_WORK TO BE COMPLETED_
Each line of the listing must be transcribed exactly, except for the images, which should be excluded.

Data records

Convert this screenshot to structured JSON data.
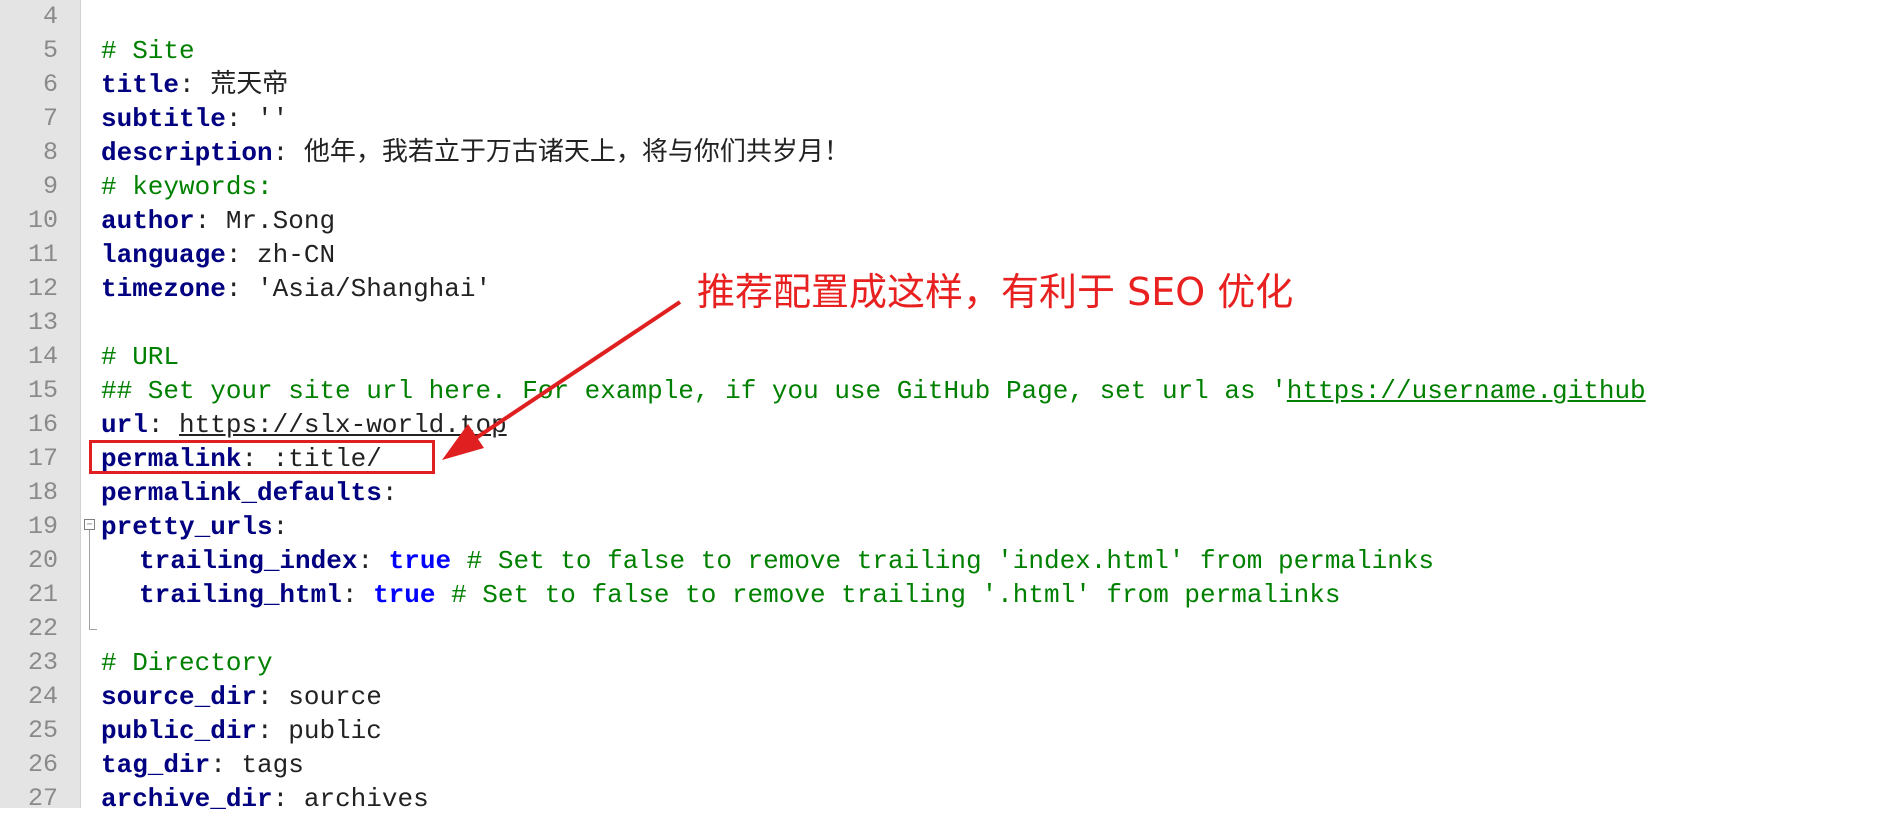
{
  "editor": {
    "lines": [
      {
        "no": "4"
      },
      {
        "no": "5",
        "comment": "# Site"
      },
      {
        "no": "6",
        "key": "title",
        "sep": ": ",
        "value": "荒天帝"
      },
      {
        "no": "7",
        "key": "subtitle",
        "sep": ": ",
        "value": "''"
      },
      {
        "no": "8",
        "key": "description",
        "sep": ": ",
        "value": "他年，我若立于万古诸天上，将与你们共岁月！"
      },
      {
        "no": "9",
        "comment": "# keywords:"
      },
      {
        "no": "10",
        "key": "author",
        "sep": ": ",
        "value": "Mr.Song"
      },
      {
        "no": "11",
        "key": "language",
        "sep": ": ",
        "value": "zh-CN"
      },
      {
        "no": "12",
        "key": "timezone",
        "sep": ": ",
        "value": "'Asia/Shanghai'"
      },
      {
        "no": "13"
      },
      {
        "no": "14",
        "comment": "# URL"
      },
      {
        "no": "15",
        "comment_prefix": "## Set your site url here. For example, if you use GitHub Page, set url as '",
        "comment_link": "https://username.github"
      },
      {
        "no": "16",
        "key": "url",
        "sep": ": ",
        "link": "https://slx-world.top"
      },
      {
        "no": "17",
        "key": "permalink",
        "sep": ": ",
        "value": ":title/"
      },
      {
        "no": "18",
        "key": "permalink_defaults",
        "sep": ":"
      },
      {
        "no": "19",
        "key": "pretty_urls",
        "sep": ":"
      },
      {
        "no": "20",
        "key": "trailing_index",
        "sep": ": ",
        "bool": "true",
        "comment": " # Set to false to remove trailing 'index.html' from permalinks"
      },
      {
        "no": "21",
        "key": "trailing_html",
        "sep": ": ",
        "bool": "true",
        "comment": " # Set to false to remove trailing '.html' from permalinks"
      },
      {
        "no": "22"
      },
      {
        "no": "23",
        "comment": "# Directory"
      },
      {
        "no": "24",
        "key": "source_dir",
        "sep": ": ",
        "value": "source"
      },
      {
        "no": "25",
        "key": "public_dir",
        "sep": ": ",
        "value": "public"
      },
      {
        "no": "26",
        "key": "tag_dir",
        "sep": ": ",
        "value": "tags"
      },
      {
        "no": "27",
        "key": "archive_dir",
        "sep": ": ",
        "value": "archives"
      }
    ]
  },
  "annotation": {
    "text": "推荐配置成这样，有利于 SEO 优化",
    "color": "#e82020"
  },
  "colors": {
    "gutter": "#e4e4e4",
    "key": "#000080",
    "comment": "#008000",
    "bool": "#0000ff"
  }
}
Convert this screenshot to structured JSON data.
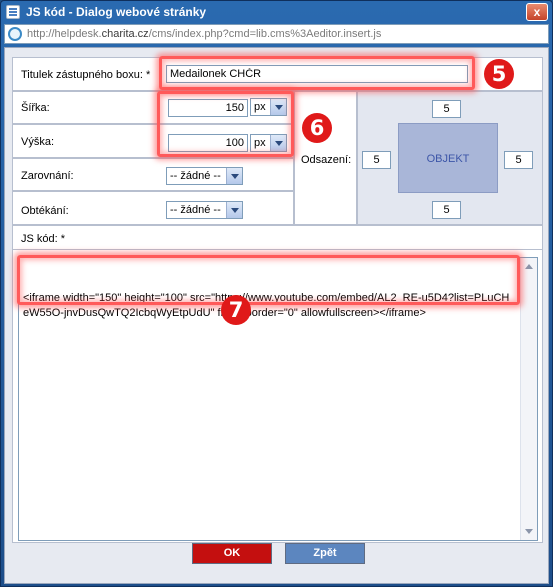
{
  "window": {
    "title": "JS kód - Dialog webové stránky",
    "close_label": "x"
  },
  "urlbar": {
    "prefix": "http://helpdesk.",
    "domain": "charita.cz",
    "suffix": "/cms/index.php?cmd=lib.cms%3Aeditor.insert.js"
  },
  "form": {
    "title_label": "Titulek zástupného boxu: *",
    "title_value": "Medailonek CHČR",
    "width_label": "Šířka:",
    "width_value": "150",
    "width_unit": "px",
    "height_label": "Výška:",
    "height_value": "100",
    "height_unit": "px",
    "align_label": "Zarovnání:",
    "align_value": "-- žádné --",
    "wrap_label": "Obtékání:",
    "wrap_value": "-- žádné --",
    "margin_label": "Odsazení:",
    "margin_top": "5",
    "margin_left": "5",
    "margin_right": "5",
    "margin_bottom": "5",
    "object_label": "OBJEKT",
    "js_label": "JS kód: *",
    "js_code": "<iframe width=\"150\" height=\"100\" src=\"https://www.youtube.com/embed/AL2_RE-u5D4?list=PLuCHeW55O-jnvDusQwTQ2IcbqWyEtpUdU\" frameborder=\"0\" allowfullscreen></iframe>"
  },
  "buttons": {
    "ok": "OK",
    "back": "Zpět"
  },
  "annotations": {
    "badge_5": "5",
    "badge_6": "6",
    "badge_7": "7"
  },
  "colors": {
    "highlight": "#ff5a5a",
    "badge": "#e01919",
    "ok_button": "#c40f0f",
    "back_button": "#5c86bf"
  }
}
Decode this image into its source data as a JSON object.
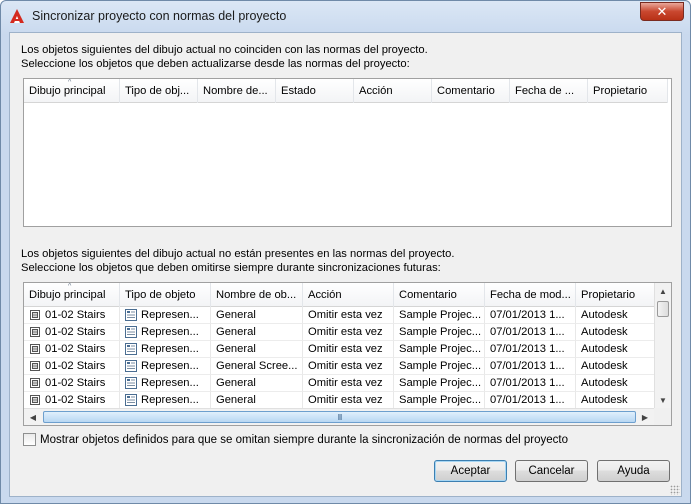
{
  "window": {
    "title": "Sincronizar proyecto con normas del proyecto",
    "icon": "autocad-logo-icon",
    "close_glyph": "✕"
  },
  "top_section": {
    "line1": "Los objetos siguientes del dibujo actual no coinciden con las normas del proyecto.",
    "line2": "Seleccione los objetos que deben actualizarse desde las normas del proyecto:",
    "columns": [
      "Dibujo principal",
      "Tipo de obj...",
      "Nombre de...",
      "Estado",
      "Acción",
      "Comentario",
      "Fecha de ...",
      "Propietario"
    ],
    "rows": []
  },
  "bottom_section": {
    "line1": "Los objetos siguientes del dibujo actual no están presentes en las normas del proyecto.",
    "line2": "Seleccione los objetos que deben omitirse siempre durante sincronizaciones futuras:",
    "columns": [
      "Dibujo principal",
      "Tipo de objeto",
      "Nombre de ob...",
      "Acción",
      "Comentario",
      "Fecha de mod...",
      "Propietario"
    ],
    "rows": [
      {
        "drawing": "01-02 Stairs",
        "type": "Represen...",
        "name": "General",
        "action": "Omitir esta vez",
        "comment": "Sample Projec...",
        "date": "07/01/2013 1...",
        "owner": "Autodesk"
      },
      {
        "drawing": "01-02 Stairs",
        "type": "Represen...",
        "name": "General",
        "action": "Omitir esta vez",
        "comment": "Sample Projec...",
        "date": "07/01/2013 1...",
        "owner": "Autodesk"
      },
      {
        "drawing": "01-02 Stairs",
        "type": "Represen...",
        "name": "General",
        "action": "Omitir esta vez",
        "comment": "Sample Projec...",
        "date": "07/01/2013 1...",
        "owner": "Autodesk"
      },
      {
        "drawing": "01-02 Stairs",
        "type": "Represen...",
        "name": "General Scree...",
        "action": "Omitir esta vez",
        "comment": "Sample Projec...",
        "date": "07/01/2013 1...",
        "owner": "Autodesk"
      },
      {
        "drawing": "01-02 Stairs",
        "type": "Represen...",
        "name": "General",
        "action": "Omitir esta vez",
        "comment": "Sample Projec...",
        "date": "07/01/2013 1...",
        "owner": "Autodesk"
      },
      {
        "drawing": "01-02 Stairs",
        "type": "Represen...",
        "name": "General",
        "action": "Omitir esta vez",
        "comment": "Sample Projec...",
        "date": "07/01/2013 1...",
        "owner": "Autodesk"
      }
    ],
    "scroll_up": "▲",
    "scroll_down": "▼",
    "scroll_left": "◀",
    "scroll_right": "▶",
    "thumb_grip": "III"
  },
  "checkbox": {
    "label": "Mostrar objetos definidos para que se omitan siempre durante la sincronización de normas del proyecto",
    "checked": false
  },
  "buttons": {
    "accept": "Aceptar",
    "cancel": "Cancelar",
    "help": "Ayuda"
  },
  "colors": {
    "accent": "#3c7fb1",
    "close": "#c9472f"
  }
}
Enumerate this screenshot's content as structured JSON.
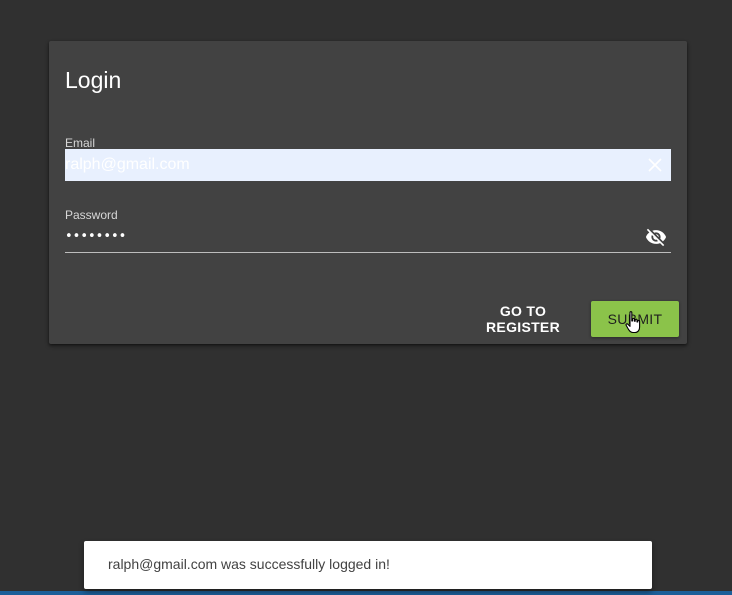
{
  "login": {
    "title": "Login",
    "email_label": "Email",
    "email_value": "ralph@gmail.com",
    "password_label": "Password",
    "password_value": "ralph123",
    "register_button": "GO TO REGISTER",
    "submit_button": "SUBMIT"
  },
  "snackbar": {
    "message": "ralph@gmail.com was successfully logged in!"
  },
  "icons": {
    "clear": "close-icon",
    "visibility": "visibility-off-icon",
    "cursor": "hand-pointer-icon"
  },
  "colors": {
    "background": "#303030",
    "card": "#424242",
    "accent": "#8bc34a",
    "autofill": "#e8f0fe"
  }
}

_THE SOLUTION_
Convert this screenshot to structured JSON data.
{
  "editor": {
    "lines": [
      {
        "no": "4"
      },
      {
        "no": "5",
        "comment": "# Site"
      },
      {
        "no": "6",
        "key": "title",
        "sep": ": ",
        "value": "荒天帝"
      },
      {
        "no": "7",
        "key": "subtitle",
        "sep": ": ",
        "value": "''"
      },
      {
        "no": "8",
        "key": "description",
        "sep": ": ",
        "value": "他年，我若立于万古诸天上，将与你们共岁月！"
      },
      {
        "no": "9",
        "comment": "# keywords:"
      },
      {
        "no": "10",
        "key": "author",
        "sep": ": ",
        "value": "Mr.Song"
      },
      {
        "no": "11",
        "key": "language",
        "sep": ": ",
        "value": "zh-CN"
      },
      {
        "no": "12",
        "key": "timezone",
        "sep": ": ",
        "value": "'Asia/Shanghai'"
      },
      {
        "no": "13"
      },
      {
        "no": "14",
        "comment": "# URL"
      },
      {
        "no": "15",
        "comment_prefix": "## Set your site url here. For example, if you use GitHub Page, set url as '",
        "comment_link": "https://username.github"
      },
      {
        "no": "16",
        "key": "url",
        "sep": ": ",
        "link": "https://slx-world.top"
      },
      {
        "no": "17",
        "key": "permalink",
        "sep": ": ",
        "value": ":title/"
      },
      {
        "no": "18",
        "key": "permalink_defaults",
        "sep": ":"
      },
      {
        "no": "19",
        "key": "pretty_urls",
        "sep": ":"
      },
      {
        "no": "20",
        "key": "trailing_index",
        "sep": ": ",
        "bool": "true",
        "comment": " # Set to false to remove trailing 'index.html' from permalinks"
      },
      {
        "no": "21",
        "key": "trailing_html",
        "sep": ": ",
        "bool": "true",
        "comment": " # Set to false to remove trailing '.html' from permalinks"
      },
      {
        "no": "22"
      },
      {
        "no": "23",
        "comment": "# Directory"
      },
      {
        "no": "24",
        "key": "source_dir",
        "sep": ": ",
        "value": "source"
      },
      {
        "no": "25",
        "key": "public_dir",
        "sep": ": ",
        "value": "public"
      },
      {
        "no": "26",
        "key": "tag_dir",
        "sep": ": ",
        "value": "tags"
      },
      {
        "no": "27",
        "key": "archive_dir",
        "sep": ": ",
        "value": "archives"
      }
    ]
  },
  "annotation": {
    "text": "推荐配置成这样，有利于 SEO 优化",
    "color": "#e82020"
  },
  "colors": {
    "gutter": "#e4e4e4",
    "key": "#000080",
    "comment": "#008000",
    "bool": "#0000ff"
  }
}
Convert this screenshot to structured JSON data.
{
  "window": {
    "title": "JS kód - Dialog webové stránky",
    "close_label": "x"
  },
  "urlbar": {
    "prefix": "http://helpdesk.",
    "domain": "charita.cz",
    "suffix": "/cms/index.php?cmd=lib.cms%3Aeditor.insert.js"
  },
  "form": {
    "title_label": "Titulek zástupného boxu: *",
    "title_value": "Medailonek CHČR",
    "width_label": "Šířka:",
    "width_value": "150",
    "width_unit": "px",
    "height_label": "Výška:",
    "height_value": "100",
    "height_unit": "px",
    "align_label": "Zarovnání:",
    "align_value": "-- žádné --",
    "wrap_label": "Obtékání:",
    "wrap_value": "-- žádné --",
    "margin_label": "Odsazení:",
    "margin_top": "5",
    "margin_left": "5",
    "margin_right": "5",
    "margin_bottom": "5",
    "object_label": "OBJEKT",
    "js_label": "JS kód: *",
    "js_code": "<iframe width=\"150\" height=\"100\" src=\"https://www.youtube.com/embed/AL2_RE-u5D4?list=PLuCHeW55O-jnvDusQwTQ2IcbqWyEtpUdU\" frameborder=\"0\" allowfullscreen></iframe>"
  },
  "buttons": {
    "ok": "OK",
    "back": "Zpět"
  },
  "annotations": {
    "badge_5": "5",
    "badge_6": "6",
    "badge_7": "7"
  },
  "colors": {
    "highlight": "#ff5a5a",
    "badge": "#e01919",
    "ok_button": "#c40f0f",
    "back_button": "#5c86bf"
  }
}
Decode this image into its source data as a JSON object.
{
  "window": {
    "title": "Sincronizar proyecto con normas del proyecto",
    "icon": "autocad-logo-icon",
    "close_glyph": "✕"
  },
  "top_section": {
    "line1": "Los objetos siguientes del dibujo actual no coinciden con las normas del proyecto.",
    "line2": "Seleccione los objetos que deben actualizarse desde las normas del proyecto:",
    "columns": [
      "Dibujo principal",
      "Tipo de obj...",
      "Nombre de...",
      "Estado",
      "Acción",
      "Comentario",
      "Fecha de ...",
      "Propietario"
    ],
    "rows": []
  },
  "bottom_section": {
    "line1": "Los objetos siguientes del dibujo actual no están presentes en las normas del proyecto.",
    "line2": "Seleccione los objetos que deben omitirse siempre durante sincronizaciones futuras:",
    "columns": [
      "Dibujo principal",
      "Tipo de objeto",
      "Nombre de ob...",
      "Acción",
      "Comentario",
      "Fecha de mod...",
      "Propietario"
    ],
    "rows": [
      {
        "drawing": "01-02 Stairs",
        "type": "Represen...",
        "name": "General",
        "action": "Omitir esta vez",
        "comment": "Sample Projec...",
        "date": "07/01/2013 1...",
        "owner": "Autodesk"
      },
      {
        "drawing": "01-02 Stairs",
        "type": "Represen...",
        "name": "General",
        "action": "Omitir esta vez",
        "comment": "Sample Projec...",
        "date": "07/01/2013 1...",
        "owner": "Autodesk"
      },
      {
        "drawing": "01-02 Stairs",
        "type": "Represen...",
        "name": "General",
        "action": "Omitir esta vez",
        "comment": "Sample Projec...",
        "date": "07/01/2013 1...",
        "owner": "Autodesk"
      },
      {
        "drawing": "01-02 Stairs",
        "type": "Represen...",
        "name": "General Scree...",
        "action": "Omitir esta vez",
        "comment": "Sample Projec...",
        "date": "07/01/2013 1...",
        "owner": "Autodesk"
      },
      {
        "drawing": "01-02 Stairs",
        "type": "Represen...",
        "name": "General",
        "action": "Omitir esta vez",
        "comment": "Sample Projec...",
        "date": "07/01/2013 1...",
        "owner": "Autodesk"
      },
      {
        "drawing": "01-02 Stairs",
        "type": "Represen...",
        "name": "General",
        "action": "Omitir esta vez",
        "comment": "Sample Projec...",
        "date": "07/01/2013 1...",
        "owner": "Autodesk"
      }
    ],
    "scroll_up": "▲",
    "scroll_down": "▼",
    "scroll_left": "◀",
    "scroll_right": "▶",
    "thumb_grip": "III"
  },
  "checkbox": {
    "label": "Mostrar objetos definidos para que se omitan siempre durante la sincronización de normas del proyecto",
    "checked": false
  },
  "buttons": {
    "accept": "Aceptar",
    "cancel": "Cancelar",
    "help": "Ayuda"
  },
  "colors": {
    "accent": "#3c7fb1",
    "close": "#c9472f"
  }
}
Enumerate this screenshot's content as structured JSON.
{
  "login": {
    "title": "Login",
    "email_label": "Email",
    "email_value": "ralph@gmail.com",
    "password_label": "Password",
    "password_value": "ralph123",
    "register_button": "GO TO REGISTER",
    "submit_button": "SUBMIT"
  },
  "snackbar": {
    "message": "ralph@gmail.com was successfully logged in!"
  },
  "icons": {
    "clear": "close-icon",
    "visibility": "visibility-off-icon",
    "cursor": "hand-pointer-icon"
  },
  "colors": {
    "background": "#303030",
    "card": "#424242",
    "accent": "#8bc34a",
    "autofill": "#e8f0fe"
  }
}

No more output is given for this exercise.